◆ SOAL LATIHAN A
Tuliskan semua kalimat dalam paragraf yang diawali kata "Sesuai dengan kodratnya" pada teks bacaan tentang penalaran.
◆ SOAL LATIHAN B
Menurut teks bacaan tentang penalaran, apa yang akan selalu dimunculkan oleh hasrat ingin tahu dalam diri manusia?
◆ SOAL LATIHAN C
Salin kembali bagian teks bacaan tentang penalaran, mulai dari "Materi Penalaran" sampai dengan "logis inilah yang disebut Penalaran.", dan ganti "manusia" dengan "insan".

◆ TEKS BACAAN
Jumat, 18 Maret 2016

Materi Penalaran

I. Pengertian Penalaran
Sesuai dengan kodratnya, manusia dibekali dengan hasrat ingin tahu. Hasrat ingin tahu dalam diri manusia akan selalu memunculkan berbagai macam pertanyaan. Sebagai akibatnya, manusia juga selalu berusaha mencari jawaban terhadap pertanyaan yang muncul tadi. Hasrat ingin tahu tersebut akan terpenuhi apabila manusia memperoleh pengetahuan baru atau mampu memecahkan masalah sebagai jawaban atas pertanyaan-pertanyaan sendiri.
Biasanya manusia selalu berpikir jika berhadapan dengan banyak permasalahan. Akan tetapi, tidak semua masalah membuat kita terdorong untuk memikirkannya secara sungguh-sungguh. Kegiatan berpikir tentang sesuatu secara sunguh-sungguh dan logis inilah yang disebut Penalaran.

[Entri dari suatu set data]
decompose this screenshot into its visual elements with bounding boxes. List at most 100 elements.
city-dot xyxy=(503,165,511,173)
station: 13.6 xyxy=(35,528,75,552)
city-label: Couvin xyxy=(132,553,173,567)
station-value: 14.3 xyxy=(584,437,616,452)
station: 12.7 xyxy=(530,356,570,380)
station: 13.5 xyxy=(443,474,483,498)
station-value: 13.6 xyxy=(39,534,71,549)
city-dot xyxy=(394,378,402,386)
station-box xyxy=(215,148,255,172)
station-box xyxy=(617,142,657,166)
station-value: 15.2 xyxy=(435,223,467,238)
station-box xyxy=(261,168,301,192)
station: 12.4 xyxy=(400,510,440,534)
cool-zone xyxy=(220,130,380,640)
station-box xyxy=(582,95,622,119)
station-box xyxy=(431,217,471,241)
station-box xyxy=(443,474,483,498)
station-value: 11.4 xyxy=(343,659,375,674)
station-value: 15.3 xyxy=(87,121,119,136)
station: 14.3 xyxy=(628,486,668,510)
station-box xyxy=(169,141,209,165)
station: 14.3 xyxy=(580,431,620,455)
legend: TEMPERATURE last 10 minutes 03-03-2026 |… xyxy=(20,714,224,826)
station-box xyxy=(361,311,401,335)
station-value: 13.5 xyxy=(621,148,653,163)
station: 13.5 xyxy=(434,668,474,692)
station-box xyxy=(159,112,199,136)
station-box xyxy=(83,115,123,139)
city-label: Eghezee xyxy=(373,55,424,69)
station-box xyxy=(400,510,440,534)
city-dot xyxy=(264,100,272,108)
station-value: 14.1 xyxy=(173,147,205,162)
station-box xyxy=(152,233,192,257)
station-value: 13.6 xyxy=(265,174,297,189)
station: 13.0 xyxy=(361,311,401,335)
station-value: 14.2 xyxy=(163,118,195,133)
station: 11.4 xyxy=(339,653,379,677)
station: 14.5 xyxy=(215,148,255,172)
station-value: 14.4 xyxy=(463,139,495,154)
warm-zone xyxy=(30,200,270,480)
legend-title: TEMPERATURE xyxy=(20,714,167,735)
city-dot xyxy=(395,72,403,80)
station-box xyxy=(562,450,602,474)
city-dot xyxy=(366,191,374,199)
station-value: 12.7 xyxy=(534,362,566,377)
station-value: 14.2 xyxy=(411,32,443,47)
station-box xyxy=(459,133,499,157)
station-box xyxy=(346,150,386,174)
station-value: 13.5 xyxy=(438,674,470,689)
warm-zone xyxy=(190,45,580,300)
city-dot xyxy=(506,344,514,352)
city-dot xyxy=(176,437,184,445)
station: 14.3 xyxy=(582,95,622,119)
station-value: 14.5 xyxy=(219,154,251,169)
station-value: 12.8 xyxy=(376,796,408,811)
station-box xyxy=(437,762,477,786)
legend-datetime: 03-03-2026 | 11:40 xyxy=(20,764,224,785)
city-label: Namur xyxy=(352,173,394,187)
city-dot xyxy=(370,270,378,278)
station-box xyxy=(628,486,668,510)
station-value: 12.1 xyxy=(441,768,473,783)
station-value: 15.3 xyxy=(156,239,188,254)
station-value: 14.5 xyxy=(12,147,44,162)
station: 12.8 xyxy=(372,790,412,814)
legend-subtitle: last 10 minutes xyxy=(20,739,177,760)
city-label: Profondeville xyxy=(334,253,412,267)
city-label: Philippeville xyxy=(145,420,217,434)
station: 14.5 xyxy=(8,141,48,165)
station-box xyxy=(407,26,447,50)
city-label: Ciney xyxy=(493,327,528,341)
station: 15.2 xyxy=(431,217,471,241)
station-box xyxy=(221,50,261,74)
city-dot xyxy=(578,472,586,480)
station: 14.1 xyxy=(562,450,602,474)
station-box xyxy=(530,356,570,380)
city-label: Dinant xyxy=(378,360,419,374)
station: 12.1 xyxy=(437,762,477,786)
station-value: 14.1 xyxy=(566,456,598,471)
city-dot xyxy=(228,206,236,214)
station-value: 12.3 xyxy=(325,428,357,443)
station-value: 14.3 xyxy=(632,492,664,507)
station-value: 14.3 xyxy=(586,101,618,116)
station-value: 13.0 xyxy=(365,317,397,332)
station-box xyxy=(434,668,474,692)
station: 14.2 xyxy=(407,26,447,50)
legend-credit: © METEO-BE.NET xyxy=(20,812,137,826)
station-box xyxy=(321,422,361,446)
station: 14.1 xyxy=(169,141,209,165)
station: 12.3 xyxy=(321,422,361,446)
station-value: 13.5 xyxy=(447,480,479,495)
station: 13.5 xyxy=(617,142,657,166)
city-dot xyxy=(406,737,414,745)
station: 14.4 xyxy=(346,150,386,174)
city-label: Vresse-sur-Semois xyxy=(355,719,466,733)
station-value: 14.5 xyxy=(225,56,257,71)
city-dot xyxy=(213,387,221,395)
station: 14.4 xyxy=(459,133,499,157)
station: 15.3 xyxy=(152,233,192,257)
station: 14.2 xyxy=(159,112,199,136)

◆ JAWABAN LENGKAP A
1. Sesuai dengan kodratnya, manusia dibekali dengan hasrat ingin tahu.
2. Hasrat ingin tahu dalam diri manusia akan selalu memunculkan berbagai macam pertanyaan.
3. Sebagai akibatnya, manusia juga selalu berusaha mencari jawaban terhadap pertanyaan yang muncul tadi.
4. Hasrat ingin tahu tersebut akan terpenuhi apabila manusia memperoleh pengetahuan baru atau mampu memecahkan masalah sebagai jawaban atas pertanyaan-pertanyaan sendiri.

◆ JAWABAN LENGKAP B
Hasrat ingin tahu dalam diri manusia akan selalu memunculkan berbagai macam pertanyaan.

◆ JAWABAN LENGKAP C
Materi Penalaran

I. Pengertian Penalaran
Sesuai dengan kodratnya, insan dibekali dengan hasrat ingin tahu. Hasrat ingin tahu dalam diri insan akan selalu memunculkan berbagai macam pertanyaan. Sebagai akibatnya, insan juga selalu berusaha mencari jawaban terhadap pertanyaan yang muncul tadi. Hasrat ingin tahu tersebut akan terpenuhi apabila insan memperoleh pengetahuan baru atau mampu memecahkan masalah sebagai jawaban atas pertanyaan-pertanyaan sendiri.
Biasanya insan selalu berpikir jika berhadapan dengan banyak permasalahan. Akan tetapi, tidak semua masalah membuat kita terdorong untuk memikirkannya secara sungguh-sungguh. Kegiatan berpikir tentang sesuatu secara sunguh-sungguh dan logis inilah yang disebut Penalaran.